* Excerpt:
•••••

1. Pick a parent commit.
2. Create a branch for one hypothesis.
3. Apply one idea.
4. Commit it.
5. Run the experiment.
6. Log the result.
7. Keep the branch whether the result is good, bad, or crashing.

Example commit messages:
- `recipe: increase rollout batch size`
- `prompt: compact reasoning template`
- `backend: switch generation path to dtensor`
- `stability: lower fp16 risk with bf16`

## Keep Or Discard

Mark the branch `keep` when:
- the metric improves
- the metric is flat but the code or config becomes meaningfully simpler
- the experiment unlocks a stronger follow-up that depends on the change

Mark the branch `discard` when:
- the metric regresses
- the run is unstable without a compelling upside
- the idea adds complexity with no clear benefit
- the crash indicates the underlying hypothesis is poor rather than a trivial bug

Mark the branch `crash` when no valid metric was produced.

•••••

Data entries
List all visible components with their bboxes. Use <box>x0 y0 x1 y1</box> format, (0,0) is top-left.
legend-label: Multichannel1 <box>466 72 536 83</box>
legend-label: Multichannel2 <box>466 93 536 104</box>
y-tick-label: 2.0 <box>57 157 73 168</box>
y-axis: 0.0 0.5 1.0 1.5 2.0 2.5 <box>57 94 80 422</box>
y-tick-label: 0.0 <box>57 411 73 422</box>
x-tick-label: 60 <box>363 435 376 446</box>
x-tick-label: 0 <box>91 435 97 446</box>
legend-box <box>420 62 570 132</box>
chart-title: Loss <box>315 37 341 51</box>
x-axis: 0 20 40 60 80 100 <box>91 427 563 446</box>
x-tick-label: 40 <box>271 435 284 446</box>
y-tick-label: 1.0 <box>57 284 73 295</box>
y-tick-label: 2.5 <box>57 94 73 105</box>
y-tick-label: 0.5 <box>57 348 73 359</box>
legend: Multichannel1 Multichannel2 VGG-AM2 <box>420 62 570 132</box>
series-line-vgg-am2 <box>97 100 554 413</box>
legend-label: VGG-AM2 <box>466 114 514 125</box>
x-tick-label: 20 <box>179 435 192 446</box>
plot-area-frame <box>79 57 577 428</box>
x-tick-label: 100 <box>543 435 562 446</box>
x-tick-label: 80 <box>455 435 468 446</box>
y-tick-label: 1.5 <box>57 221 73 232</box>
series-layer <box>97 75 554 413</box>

•••••

* The tasks:
a. Output the part of the branching guide that begins at the words "1. Pick a parent" and stops after "bad, or crashing.".
b. Update the records by replacing each "legend-label" with "legend-item", leaving everything else unchanged.
The records have no connection to the branching guide.

* Answers to the problems:
a.
1. Pick a parent commit.
2. Create a branch for one hypothesis.
3. Apply one idea.
4. Commit it.
5. Run the experiment.
6. Log the result.
7. Keep the branch whether the result is good, bad, or crashing.

b.
List all visible components with their bboxes. Use <box>x0 y0 x1 y1</box> format, (0,0) is top-left.
legend-item: Multichannel1 <box>466 72 536 83</box>
legend-item: Multichannel2 <box>466 93 536 104</box>
y-tick-label: 2.0 <box>57 157 73 168</box>
y-axis: 0.0 0.5 1.0 1.5 2.0 2.5 <box>57 94 80 422</box>
y-tick-label: 0.0 <box>57 411 73 422</box>
x-tick-label: 60 <box>363 435 376 446</box>
x-tick-label: 0 <box>91 435 97 446</box>
legend-box <box>420 62 570 132</box>
chart-title: Loss <box>315 37 341 51</box>
x-axis: 0 20 40 60 80 100 <box>91 427 563 446</box>
x-tick-label: 40 <box>271 435 284 446</box>
y-tick-label: 1.0 <box>57 284 73 295</box>
y-tick-label: 2.5 <box>57 94 73 105</box>
y-tick-label: 0.5 <box>57 348 73 359</box>
legend: Multichannel1 Multichannel2 VGG-AM2 <box>420 62 570 132</box>
series-line-vgg-am2 <box>97 100 554 413</box>
legend-item: VGG-AM2 <box>466 114 514 125</box>
x-tick-label: 20 <box>179 435 192 446</box>
plot-area-frame <box>79 57 577 428</box>
x-tick-label: 100 <box>543 435 562 446</box>
x-tick-label: 80 <box>455 435 468 446</box>
y-tick-label: 1.5 <box>57 221 73 232</box>
series-layer <box>97 75 554 413</box>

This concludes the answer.